╭─ Data shown

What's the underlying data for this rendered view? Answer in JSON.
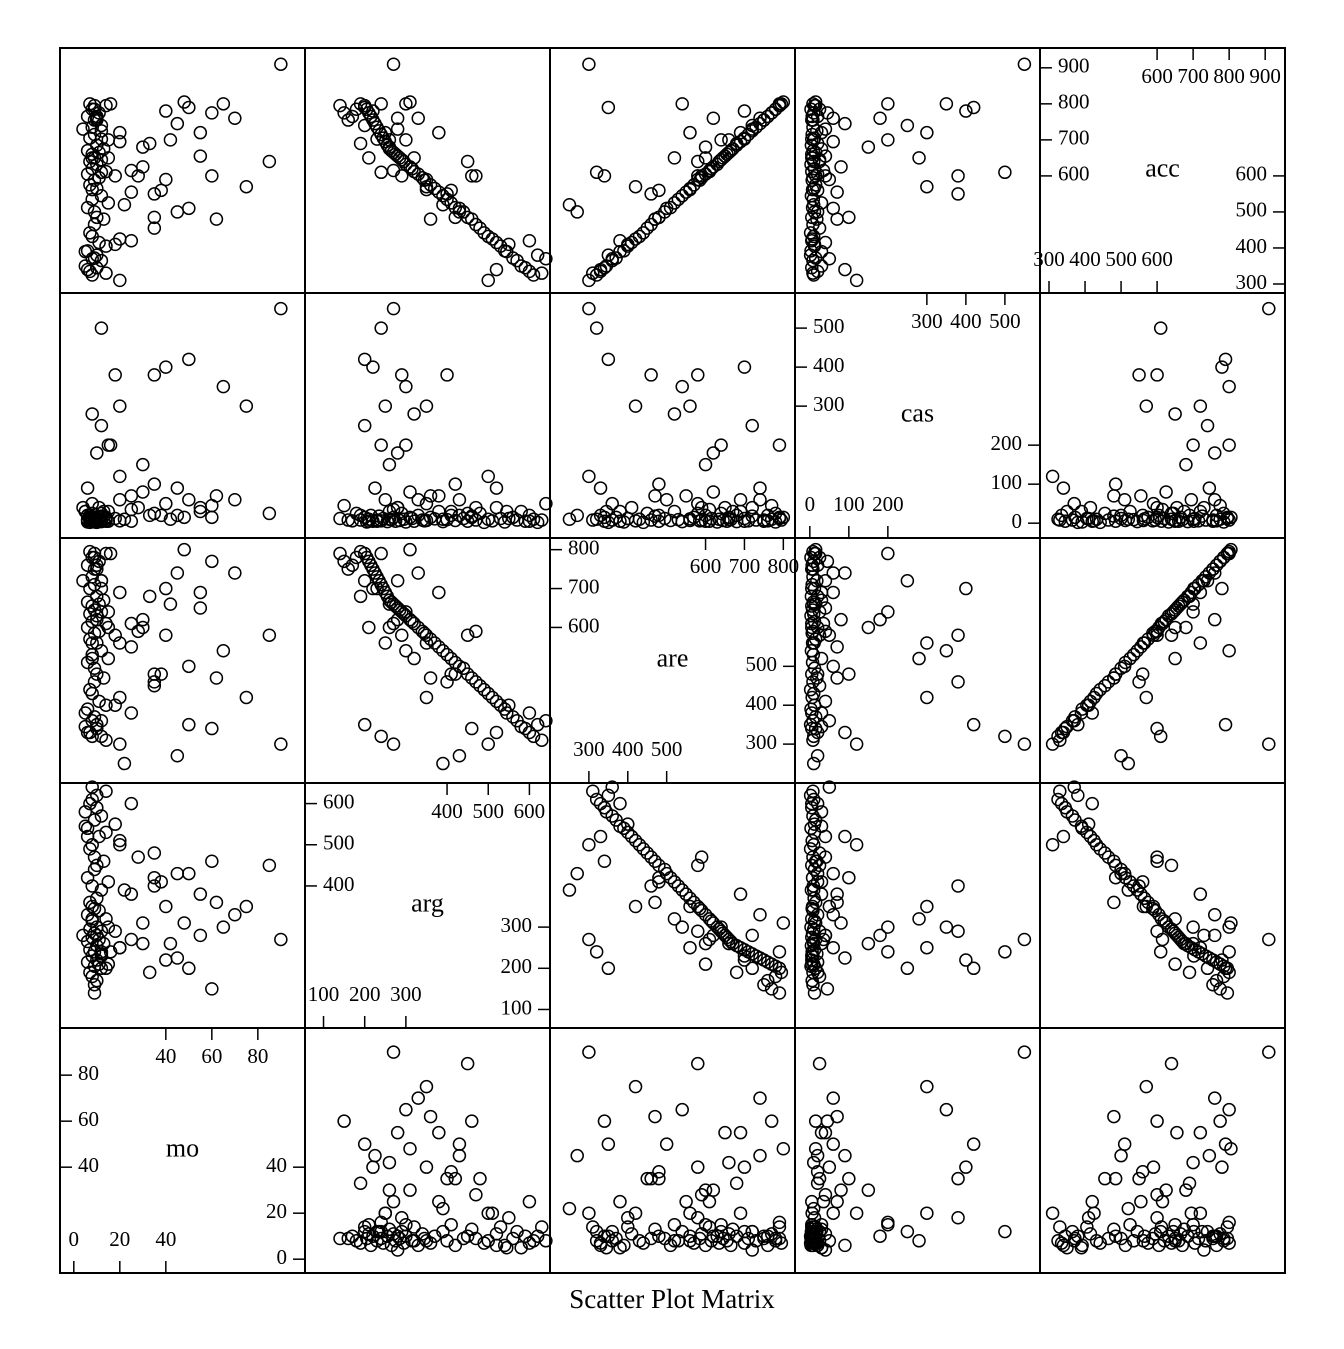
{
  "chart_data": {
    "type": "scatter_matrix",
    "title": "Scatter Plot Matrix",
    "color": "#000000",
    "variables": [
      {
        "name": "mo",
        "lim": [
          -6,
          100.5
        ],
        "lower_ticks": [
          0,
          20,
          40
        ],
        "upper_ticks": [
          40,
          60,
          80
        ],
        "values": [
          8,
          10,
          7,
          12,
          9,
          5,
          14,
          6,
          11,
          20,
          8,
          35,
          9,
          7,
          13,
          10,
          50,
          9,
          6,
          15,
          8,
          12,
          25,
          10,
          7,
          40,
          9,
          11,
          6,
          14,
          8,
          30,
          10,
          7,
          12,
          9,
          55,
          8,
          11,
          6,
          13,
          10,
          20,
          7,
          9,
          12,
          8,
          45,
          10,
          6,
          11,
          9,
          14,
          7,
          8,
          10,
          60,
          9,
          12,
          25,
          8,
          35,
          15,
          10,
          20,
          40,
          65,
          12,
          30,
          8,
          18,
          90,
          50,
          12,
          75,
          35,
          45,
          22,
          60,
          25,
          10,
          8,
          14,
          5,
          18,
          28,
          38,
          55,
          70,
          42,
          15,
          33,
          9,
          48,
          20,
          6,
          85,
          62,
          16,
          4
        ]
      },
      {
        "name": "arg",
        "lim": [
          55,
          650
        ],
        "lower_ticks": [
          100,
          200,
          300
        ],
        "upper_ticks": [
          400,
          500,
          600
        ],
        "values": [
          610,
          590,
          600,
          570,
          560,
          545,
          530,
          540,
          520,
          510,
          500,
          480,
          470,
          490,
          460,
          450,
          430,
          440,
          420,
          410,
          400,
          390,
          380,
          370,
          360,
          350,
          345,
          340,
          330,
          320,
          315,
          310,
          300,
          295,
          290,
          285,
          280,
          275,
          270,
          265,
          260,
          255,
          250,
          245,
          240,
          235,
          230,
          225,
          220,
          215,
          210,
          205,
          200,
          190,
          180,
          170,
          150,
          140,
          230,
          270,
          350,
          420,
          300,
          280,
          250,
          220,
          300,
          200,
          260,
          320,
          290,
          270,
          200,
          240,
          350,
          400,
          430,
          390,
          460,
          600,
          620,
          640,
          630,
          580,
          550,
          470,
          410,
          380,
          330,
          260,
          210,
          190,
          160,
          310,
          500,
          520,
          450,
          360,
          240,
          280
        ]
      },
      {
        "name": "are",
        "lim": [
          200,
          830
        ],
        "lower_ticks": [
          300,
          400,
          500
        ],
        "upper_ticks": [
          600,
          700,
          800
        ],
        "values": [
          320,
          340,
          330,
          360,
          370,
          380,
          400,
          390,
          410,
          420,
          430,
          450,
          460,
          440,
          470,
          480,
          500,
          495,
          510,
          520,
          530,
          540,
          550,
          560,
          570,
          580,
          585,
          590,
          600,
          610,
          615,
          620,
          630,
          635,
          640,
          645,
          650,
          655,
          660,
          665,
          670,
          680,
          690,
          700,
          710,
          720,
          730,
          740,
          750,
          760,
          770,
          780,
          790,
          795,
          780,
          760,
          770,
          790,
          700,
          610,
          560,
          480,
          640,
          620,
          560,
          700,
          540,
          720,
          600,
          520,
          580,
          300,
          350,
          320,
          420,
          460,
          270,
          250,
          340,
          380,
          350,
          360,
          310,
          345,
          400,
          590,
          480,
          690,
          740,
          660,
          600,
          680,
          750,
          800,
          300,
          330,
          580,
          470,
          790,
          720
        ]
      },
      {
        "name": "cas",
        "lim": [
          -38,
          590
        ],
        "lower_ticks": [
          0,
          100,
          200
        ],
        "upper_ticks": [
          300,
          400,
          500
        ],
        "values": [
          10,
          5,
          20,
          8,
          15,
          30,
          12,
          3,
          40,
          6,
          10,
          25,
          8,
          2,
          18,
          5,
          60,
          12,
          7,
          30,
          9,
          4,
          70,
          11,
          15,
          50,
          6,
          8,
          20,
          5,
          12,
          80,
          3,
          10,
          25,
          7,
          40,
          5,
          15,
          9,
          30,
          4,
          60,
          12,
          6,
          18,
          8,
          90,
          5,
          20,
          10,
          3,
          15,
          8,
          25,
          6,
          45,
          12,
          5,
          35,
          7,
          100,
          200,
          180,
          300,
          400,
          350,
          250,
          150,
          280,
          380,
          550,
          420,
          500,
          300,
          380,
          20,
          10,
          15,
          5,
          2,
          50,
          8,
          30,
          12,
          40,
          20,
          30,
          60,
          10,
          5,
          20,
          8,
          15,
          120,
          90,
          25,
          70,
          200,
          40
        ]
      },
      {
        "name": "acc",
        "lim": [
          275,
          955
        ],
        "lower_ticks": [
          300,
          400,
          500,
          600
        ],
        "upper_ticks": [
          600,
          700,
          800,
          900
        ],
        "values": [
          325,
          345,
          335,
          365,
          372,
          390,
          405,
          392,
          415,
          425,
          432,
          455,
          465,
          442,
          480,
          485,
          510,
          500,
          512,
          525,
          535,
          545,
          555,
          565,
          575,
          590,
          588,
          595,
          605,
          612,
          620,
          625,
          632,
          640,
          645,
          650,
          655,
          660,
          665,
          670,
          675,
          685,
          695,
          705,
          715,
          725,
          735,
          745,
          755,
          765,
          775,
          785,
          795,
          800,
          785,
          765,
          775,
          795,
          702,
          615,
          562,
          485,
          700,
          760,
          720,
          780,
          800,
          740,
          680,
          650,
          600,
          910,
          790,
          610,
          570,
          550,
          500,
          520,
          600,
          420,
          380,
          370,
          330,
          350,
          410,
          600,
          560,
          720,
          760,
          700,
          650,
          690,
          755,
          805,
          310,
          340,
          640,
          480,
          800,
          730
        ]
      }
    ]
  }
}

╰─

### What is expected:
Write the lines above out again exactly, without any of their pictures.

### Output:
What's the underlying data for this rendered view? Answer in JSON.
{
  "chart_data": {
    "type": "scatter_matrix",
    "title": "Scatter Plot Matrix",
    "color": "#000000",
    "variables": [
      {
        "name": "mo",
        "lim": [
          -6,
          100.5
        ],
        "lower_ticks": [
          0,
          20,
          40
        ],
        "upper_ticks": [
          40,
          60,
          80
        ],
        "values": [
          8,
          10,
          7,
          12,
          9,
          5,
          14,
          6,
          11,
          20,
          8,
          35,
          9,
          7,
          13,
          10,
          50,
          9,
          6,
          15,
          8,
          12,
          25,
          10,
          7,
          40,
          9,
          11,
          6,
          14,
          8,
          30,
          10,
          7,
          12,
          9,
          55,
          8,
          11,
          6,
          13,
          10,
          20,
          7,
          9,
          12,
          8,
          45,
          10,
          6,
          11,
          9,
          14,
          7,
          8,
          10,
          60,
          9,
          12,
          25,
          8,
          35,
          15,
          10,
          20,
          40,
          65,
          12,
          30,
          8,
          18,
          90,
          50,
          12,
          75,
          35,
          45,
          22,
          60,
          25,
          10,
          8,
          14,
          5,
          18,
          28,
          38,
          55,
          70,
          42,
          15,
          33,
          9,
          48,
          20,
          6,
          85,
          62,
          16,
          4
        ]
      },
      {
        "name": "arg",
        "lim": [
          55,
          650
        ],
        "lower_ticks": [
          100,
          200,
          300
        ],
        "upper_ticks": [
          400,
          500,
          600
        ],
        "values": [
          610,
          590,
          600,
          570,
          560,
          545,
          530,
          540,
          520,
          510,
          500,
          480,
          470,
          490,
          460,
          450,
          430,
          440,
          420,
          410,
          400,
          390,
          380,
          370,
          360,
          350,
          345,
          340,
          330,
          320,
          315,
          310,
          300,
          295,
          290,
          285,
          280,
          275,
          270,
          265,
          260,
          255,
          250,
          245,
          240,
          235,
          230,
          225,
          220,
          215,
          210,
          205,
          200,
          190,
          180,
          170,
          150,
          140,
          230,
          270,
          350,
          420,
          300,
          280,
          250,
          220,
          300,
          200,
          260,
          320,
          290,
          270,
          200,
          240,
          350,
          400,
          430,
          390,
          460,
          600,
          620,
          640,
          630,
          580,
          550,
          470,
          410,
          380,
          330,
          260,
          210,
          190,
          160,
          310,
          500,
          520,
          450,
          360,
          240,
          280
        ]
      },
      {
        "name": "are",
        "lim": [
          200,
          830
        ],
        "lower_ticks": [
          300,
          400,
          500
        ],
        "upper_ticks": [
          600,
          700,
          800
        ],
        "values": [
          320,
          340,
          330,
          360,
          370,
          380,
          400,
          390,
          410,
          420,
          430,
          450,
          460,
          440,
          470,
          480,
          500,
          495,
          510,
          520,
          530,
          540,
          550,
          560,
          570,
          580,
          585,
          590,
          600,
          610,
          615,
          620,
          630,
          635,
          640,
          645,
          650,
          655,
          660,
          665,
          670,
          680,
          690,
          700,
          710,
          720,
          730,
          740,
          750,
          760,
          770,
          780,
          790,
          795,
          780,
          760,
          770,
          790,
          700,
          610,
          560,
          480,
          640,
          620,
          560,
          700,
          540,
          720,
          600,
          520,
          580,
          300,
          350,
          320,
          420,
          460,
          270,
          250,
          340,
          380,
          350,
          360,
          310,
          345,
          400,
          590,
          480,
          690,
          740,
          660,
          600,
          680,
          750,
          800,
          300,
          330,
          580,
          470,
          790,
          720
        ]
      },
      {
        "name": "cas",
        "lim": [
          -38,
          590
        ],
        "lower_ticks": [
          0,
          100,
          200
        ],
        "upper_ticks": [
          300,
          400,
          500
        ],
        "values": [
          10,
          5,
          20,
          8,
          15,
          30,
          12,
          3,
          40,
          6,
          10,
          25,
          8,
          2,
          18,
          5,
          60,
          12,
          7,
          30,
          9,
          4,
          70,
          11,
          15,
          50,
          6,
          8,
          20,
          5,
          12,
          80,
          3,
          10,
          25,
          7,
          40,
          5,
          15,
          9,
          30,
          4,
          60,
          12,
          6,
          18,
          8,
          90,
          5,
          20,
          10,
          3,
          15,
          8,
          25,
          6,
          45,
          12,
          5,
          35,
          7,
          100,
          200,
          180,
          300,
          400,
          350,
          250,
          150,
          280,
          380,
          550,
          420,
          500,
          300,
          380,
          20,
          10,
          15,
          5,
          2,
          50,
          8,
          30,
          12,
          40,
          20,
          30,
          60,
          10,
          5,
          20,
          8,
          15,
          120,
          90,
          25,
          70,
          200,
          40
        ]
      },
      {
        "name": "acc",
        "lim": [
          275,
          955
        ],
        "lower_ticks": [
          300,
          400,
          500,
          600
        ],
        "upper_ticks": [
          600,
          700,
          800,
          900
        ],
        "values": [
          325,
          345,
          335,
          365,
          372,
          390,
          405,
          392,
          415,
          425,
          432,
          455,
          465,
          442,
          480,
          485,
          510,
          500,
          512,
          525,
          535,
          545,
          555,
          565,
          575,
          590,
          588,
          595,
          605,
          612,
          620,
          625,
          632,
          640,
          645,
          650,
          655,
          660,
          665,
          670,
          675,
          685,
          695,
          705,
          715,
          725,
          735,
          745,
          755,
          765,
          775,
          785,
          795,
          800,
          785,
          765,
          775,
          795,
          702,
          615,
          562,
          485,
          700,
          760,
          720,
          780,
          800,
          740,
          680,
          650,
          600,
          910,
          790,
          610,
          570,
          550,
          500,
          520,
          600,
          420,
          380,
          370,
          330,
          350,
          410,
          600,
          560,
          720,
          760,
          700,
          650,
          690,
          755,
          805,
          310,
          340,
          640,
          480,
          800,
          730
        ]
      }
    ]
  }
}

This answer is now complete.